#### Exercise requirements
Every record below should be written out exactly; pictures stay out.

#### Material provided
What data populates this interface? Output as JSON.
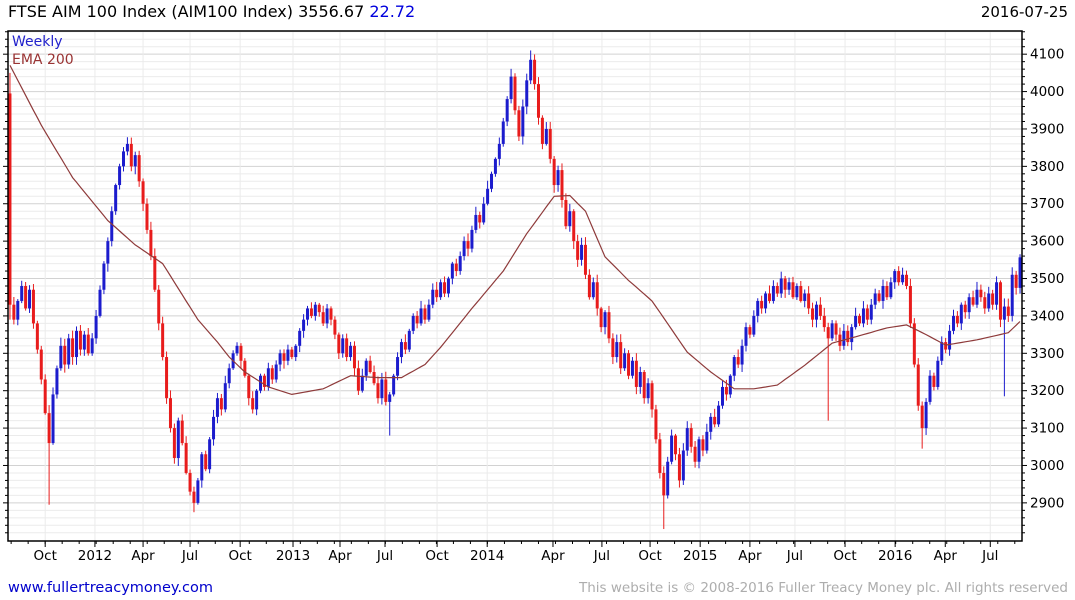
{
  "header": {
    "title": "FTSE AIM 100 Index (AIM100 Index)",
    "last": "3556.67",
    "change": "22.72",
    "date": "2016-07-25"
  },
  "legend": {
    "series": "Weekly",
    "overlay": "EMA 200"
  },
  "footer": {
    "site": "www.fullertreacymoney.com",
    "copyright": "This website is © 2008-2016 Fuller Treacy Money plc. All rights reserved"
  },
  "colors": {
    "up": "#1c1ccd",
    "down": "#e81c1c",
    "ema": "#8e3a3a",
    "grid_major": "#d2d2d2",
    "grid_minor": "#ebebeb",
    "frame": "#000000",
    "axis_text": "#000000",
    "title_change": "#0000dd",
    "legend_series": "#2222cc",
    "legend_ema": "#993333",
    "link": "#0000cc",
    "copyright": "#adadad"
  },
  "chart_data": {
    "type": "candlestick",
    "period": "Weekly",
    "title": "FTSE AIM 100 Index (AIM100 Index)",
    "last_price": 3556.67,
    "change": 22.72,
    "overlay": "EMA 200",
    "grid": true,
    "y_labels": [
      2900,
      3000,
      3100,
      3200,
      3300,
      3400,
      3500,
      3600,
      3700,
      3800,
      3900,
      4000,
      4100
    ],
    "y_minor_step": 20,
    "ylim_render": [
      2798,
      4162
    ],
    "x_ticks": [
      {
        "label": "Oct",
        "i": 9
      },
      {
        "label": "2012",
        "i": 21.7
      },
      {
        "label": "Apr",
        "i": 34
      },
      {
        "label": "Jul",
        "i": 46
      },
      {
        "label": "Oct",
        "i": 58.8
      },
      {
        "label": "2013",
        "i": 72.3
      },
      {
        "label": "Apr",
        "i": 84.3
      },
      {
        "label": "Jul",
        "i": 95.8
      },
      {
        "label": "Oct",
        "i": 109.1
      },
      {
        "label": "2014",
        "i": 121.9
      },
      {
        "label": "Apr",
        "i": 138.7
      },
      {
        "label": "Jul",
        "i": 151.2
      },
      {
        "label": "Oct",
        "i": 163.5
      },
      {
        "label": "2015",
        "i": 176.3
      },
      {
        "label": "Apr",
        "i": 189
      },
      {
        "label": "Jul",
        "i": 200.5
      },
      {
        "label": "Oct",
        "i": 213.3
      },
      {
        "label": "2016",
        "i": 226.1
      },
      {
        "label": "Apr",
        "i": 238.9
      },
      {
        "label": "Jul",
        "i": 250.4
      }
    ],
    "x_minor_tick_step": 4.345,
    "start_open": 3995,
    "closes": [
      3430,
      3390,
      3440,
      3480,
      3420,
      3470,
      3380,
      3310,
      3230,
      3140,
      3060,
      3190,
      3260,
      3320,
      3270,
      3340,
      3290,
      3360,
      3310,
      3350,
      3300,
      3340,
      3400,
      3470,
      3540,
      3600,
      3680,
      3750,
      3800,
      3840,
      3860,
      3800,
      3830,
      3760,
      3700,
      3630,
      3560,
      3470,
      3380,
      3290,
      3180,
      3100,
      3020,
      3120,
      3060,
      2980,
      2930,
      2900,
      2960,
      3030,
      2990,
      3070,
      3130,
      3180,
      3150,
      3220,
      3260,
      3300,
      3320,
      3280,
      3240,
      3180,
      3150,
      3200,
      3240,
      3210,
      3260,
      3230,
      3270,
      3300,
      3280,
      3310,
      3290,
      3320,
      3360,
      3390,
      3420,
      3400,
      3430,
      3410,
      3380,
      3420,
      3390,
      3350,
      3300,
      3340,
      3290,
      3320,
      3260,
      3200,
      3240,
      3280,
      3250,
      3220,
      3180,
      3230,
      3170,
      3190,
      3240,
      3290,
      3330,
      3310,
      3360,
      3400,
      3380,
      3420,
      3390,
      3430,
      3470,
      3450,
      3490,
      3460,
      3500,
      3540,
      3520,
      3560,
      3600,
      3580,
      3630,
      3670,
      3650,
      3700,
      3740,
      3780,
      3820,
      3860,
      3920,
      3980,
      4040,
      3950,
      3880,
      3960,
      4030,
      4085,
      4020,
      3930,
      3860,
      3900,
      3820,
      3750,
      3790,
      3710,
      3640,
      3680,
      3600,
      3550,
      3590,
      3510,
      3450,
      3490,
      3420,
      3370,
      3410,
      3340,
      3290,
      3330,
      3260,
      3300,
      3240,
      3280,
      3210,
      3250,
      3180,
      3220,
      3150,
      3070,
      2980,
      2920,
      3010,
      3080,
      3030,
      2960,
      3040,
      3100,
      3050,
      3010,
      3070,
      3040,
      3090,
      3130,
      3110,
      3160,
      3210,
      3190,
      3240,
      3290,
      3270,
      3320,
      3370,
      3350,
      3400,
      3440,
      3420,
      3460,
      3440,
      3480,
      3460,
      3500,
      3470,
      3490,
      3450,
      3480,
      3440,
      3460,
      3420,
      3390,
      3430,
      3400,
      3370,
      3340,
      3380,
      3350,
      3320,
      3360,
      3330,
      3370,
      3400,
      3380,
      3420,
      3390,
      3430,
      3460,
      3440,
      3480,
      3450,
      3490,
      3520,
      3490,
      3510,
      3480,
      3380,
      3270,
      3160,
      3100,
      3170,
      3240,
      3210,
      3280,
      3330,
      3310,
      3360,
      3400,
      3380,
      3430,
      3410,
      3450,
      3430,
      3470,
      3450,
      3420,
      3460,
      3430,
      3490,
      3390,
      3425,
      3400,
      3510,
      3475,
      3556.67
    ],
    "high_overrides": {
      "0": 4050,
      "30": 3878,
      "133": 4110,
      "256": 3530,
      "258": 3565
    },
    "low_overrides": {
      "0": 3390,
      "10": 2895,
      "47": 2875,
      "97": 3080,
      "167": 2830,
      "209": 3120,
      "233": 3045,
      "254": 3185
    },
    "ema_anchors": [
      [
        0,
        4070
      ],
      [
        8,
        3910
      ],
      [
        16,
        3770
      ],
      [
        25,
        3655
      ],
      [
        32,
        3590
      ],
      [
        39,
        3540
      ],
      [
        48,
        3390
      ],
      [
        53,
        3330
      ],
      [
        56,
        3290
      ],
      [
        60,
        3250
      ],
      [
        66,
        3210
      ],
      [
        72,
        3190
      ],
      [
        80,
        3205
      ],
      [
        87,
        3240
      ],
      [
        94,
        3235
      ],
      [
        100,
        3235
      ],
      [
        106,
        3270
      ],
      [
        110,
        3316
      ],
      [
        118,
        3420
      ],
      [
        126,
        3520
      ],
      [
        132,
        3620
      ],
      [
        139,
        3720
      ],
      [
        143,
        3722
      ],
      [
        147,
        3680
      ],
      [
        152,
        3558
      ],
      [
        158,
        3495
      ],
      [
        164,
        3440
      ],
      [
        173,
        3303
      ],
      [
        179,
        3250
      ],
      [
        185,
        3205
      ],
      [
        190,
        3205
      ],
      [
        196,
        3215
      ],
      [
        203,
        3268
      ],
      [
        210,
        3327
      ],
      [
        218,
        3350
      ],
      [
        224,
        3368
      ],
      [
        229,
        3376
      ],
      [
        234,
        3350
      ],
      [
        239,
        3322
      ],
      [
        247,
        3336
      ],
      [
        255,
        3355
      ],
      [
        258,
        3385
      ]
    ]
  }
}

#### Task solution
What data populates this interface? Output as JSON.
{
  "header": {
    "title": "FTSE AIM 100 Index (AIM100 Index)",
    "last": "3556.67",
    "change": "22.72",
    "date": "2016-07-25"
  },
  "legend": {
    "series": "Weekly",
    "overlay": "EMA 200"
  },
  "footer": {
    "site": "www.fullertreacymoney.com",
    "copyright": "This website is © 2008-2016 Fuller Treacy Money plc. All rights reserved"
  },
  "colors": {
    "up": "#1c1ccd",
    "down": "#e81c1c",
    "ema": "#8e3a3a",
    "grid_major": "#d2d2d2",
    "grid_minor": "#ebebeb",
    "frame": "#000000",
    "axis_text": "#000000",
    "title_change": "#0000dd",
    "legend_series": "#2222cc",
    "legend_ema": "#993333",
    "link": "#0000cc",
    "copyright": "#adadad"
  },
  "chart_data": {
    "type": "candlestick",
    "period": "Weekly",
    "title": "FTSE AIM 100 Index (AIM100 Index)",
    "last_price": 3556.67,
    "change": 22.72,
    "overlay": "EMA 200",
    "grid": true,
    "y_labels": [
      2900,
      3000,
      3100,
      3200,
      3300,
      3400,
      3500,
      3600,
      3700,
      3800,
      3900,
      4000,
      4100
    ],
    "y_minor_step": 20,
    "ylim_render": [
      2798,
      4162
    ],
    "x_ticks": [
      {
        "label": "Oct",
        "i": 9
      },
      {
        "label": "2012",
        "i": 21.7
      },
      {
        "label": "Apr",
        "i": 34
      },
      {
        "label": "Jul",
        "i": 46
      },
      {
        "label": "Oct",
        "i": 58.8
      },
      {
        "label": "2013",
        "i": 72.3
      },
      {
        "label": "Apr",
        "i": 84.3
      },
      {
        "label": "Jul",
        "i": 95.8
      },
      {
        "label": "Oct",
        "i": 109.1
      },
      {
        "label": "2014",
        "i": 121.9
      },
      {
        "label": "Apr",
        "i": 138.7
      },
      {
        "label": "Jul",
        "i": 151.2
      },
      {
        "label": "Oct",
        "i": 163.5
      },
      {
        "label": "2015",
        "i": 176.3
      },
      {
        "label": "Apr",
        "i": 189
      },
      {
        "label": "Jul",
        "i": 200.5
      },
      {
        "label": "Oct",
        "i": 213.3
      },
      {
        "label": "2016",
        "i": 226.1
      },
      {
        "label": "Apr",
        "i": 238.9
      },
      {
        "label": "Jul",
        "i": 250.4
      }
    ],
    "x_minor_tick_step": 4.345,
    "start_open": 3995,
    "closes": [
      3430,
      3390,
      3440,
      3480,
      3420,
      3470,
      3380,
      3310,
      3230,
      3140,
      3060,
      3190,
      3260,
      3320,
      3270,
      3340,
      3290,
      3360,
      3310,
      3350,
      3300,
      3340,
      3400,
      3470,
      3540,
      3600,
      3680,
      3750,
      3800,
      3840,
      3860,
      3800,
      3830,
      3760,
      3700,
      3630,
      3560,
      3470,
      3380,
      3290,
      3180,
      3100,
      3020,
      3120,
      3060,
      2980,
      2930,
      2900,
      2960,
      3030,
      2990,
      3070,
      3130,
      3180,
      3150,
      3220,
      3260,
      3300,
      3320,
      3280,
      3240,
      3180,
      3150,
      3200,
      3240,
      3210,
      3260,
      3230,
      3270,
      3300,
      3280,
      3310,
      3290,
      3320,
      3360,
      3390,
      3420,
      3400,
      3430,
      3410,
      3380,
      3420,
      3390,
      3350,
      3300,
      3340,
      3290,
      3320,
      3260,
      3200,
      3240,
      3280,
      3250,
      3220,
      3180,
      3230,
      3170,
      3190,
      3240,
      3290,
      3330,
      3310,
      3360,
      3400,
      3380,
      3420,
      3390,
      3430,
      3470,
      3450,
      3490,
      3460,
      3500,
      3540,
      3520,
      3560,
      3600,
      3580,
      3630,
      3670,
      3650,
      3700,
      3740,
      3780,
      3820,
      3860,
      3920,
      3980,
      4040,
      3950,
      3880,
      3960,
      4030,
      4085,
      4020,
      3930,
      3860,
      3900,
      3820,
      3750,
      3790,
      3710,
      3640,
      3680,
      3600,
      3550,
      3590,
      3510,
      3450,
      3490,
      3420,
      3370,
      3410,
      3340,
      3290,
      3330,
      3260,
      3300,
      3240,
      3280,
      3210,
      3250,
      3180,
      3220,
      3150,
      3070,
      2980,
      2920,
      3010,
      3080,
      3030,
      2960,
      3040,
      3100,
      3050,
      3010,
      3070,
      3040,
      3090,
      3130,
      3110,
      3160,
      3210,
      3190,
      3240,
      3290,
      3270,
      3320,
      3370,
      3350,
      3400,
      3440,
      3420,
      3460,
      3440,
      3480,
      3460,
      3500,
      3470,
      3490,
      3450,
      3480,
      3440,
      3460,
      3420,
      3390,
      3430,
      3400,
      3370,
      3340,
      3380,
      3350,
      3320,
      3360,
      3330,
      3370,
      3400,
      3380,
      3420,
      3390,
      3430,
      3460,
      3440,
      3480,
      3450,
      3490,
      3520,
      3490,
      3510,
      3480,
      3380,
      3270,
      3160,
      3100,
      3170,
      3240,
      3210,
      3280,
      3330,
      3310,
      3360,
      3400,
      3380,
      3430,
      3410,
      3450,
      3430,
      3470,
      3450,
      3420,
      3460,
      3430,
      3490,
      3390,
      3425,
      3400,
      3510,
      3475,
      3556.67
    ],
    "high_overrides": {
      "0": 4050,
      "30": 3878,
      "133": 4110,
      "256": 3530,
      "258": 3565
    },
    "low_overrides": {
      "0": 3390,
      "10": 2895,
      "47": 2875,
      "97": 3080,
      "167": 2830,
      "209": 3120,
      "233": 3045,
      "254": 3185
    },
    "ema_anchors": [
      [
        0,
        4070
      ],
      [
        8,
        3910
      ],
      [
        16,
        3770
      ],
      [
        25,
        3655
      ],
      [
        32,
        3590
      ],
      [
        39,
        3540
      ],
      [
        48,
        3390
      ],
      [
        53,
        3330
      ],
      [
        56,
        3290
      ],
      [
        60,
        3250
      ],
      [
        66,
        3210
      ],
      [
        72,
        3190
      ],
      [
        80,
        3205
      ],
      [
        87,
        3240
      ],
      [
        94,
        3235
      ],
      [
        100,
        3235
      ],
      [
        106,
        3270
      ],
      [
        110,
        3316
      ],
      [
        118,
        3420
      ],
      [
        126,
        3520
      ],
      [
        132,
        3620
      ],
      [
        139,
        3720
      ],
      [
        143,
        3722
      ],
      [
        147,
        3680
      ],
      [
        152,
        3558
      ],
      [
        158,
        3495
      ],
      [
        164,
        3440
      ],
      [
        173,
        3303
      ],
      [
        179,
        3250
      ],
      [
        185,
        3205
      ],
      [
        190,
        3205
      ],
      [
        196,
        3215
      ],
      [
        203,
        3268
      ],
      [
        210,
        3327
      ],
      [
        218,
        3350
      ],
      [
        224,
        3368
      ],
      [
        229,
        3376
      ],
      [
        234,
        3350
      ],
      [
        239,
        3322
      ],
      [
        247,
        3336
      ],
      [
        255,
        3355
      ],
      [
        258,
        3385
      ]
    ]
  }
}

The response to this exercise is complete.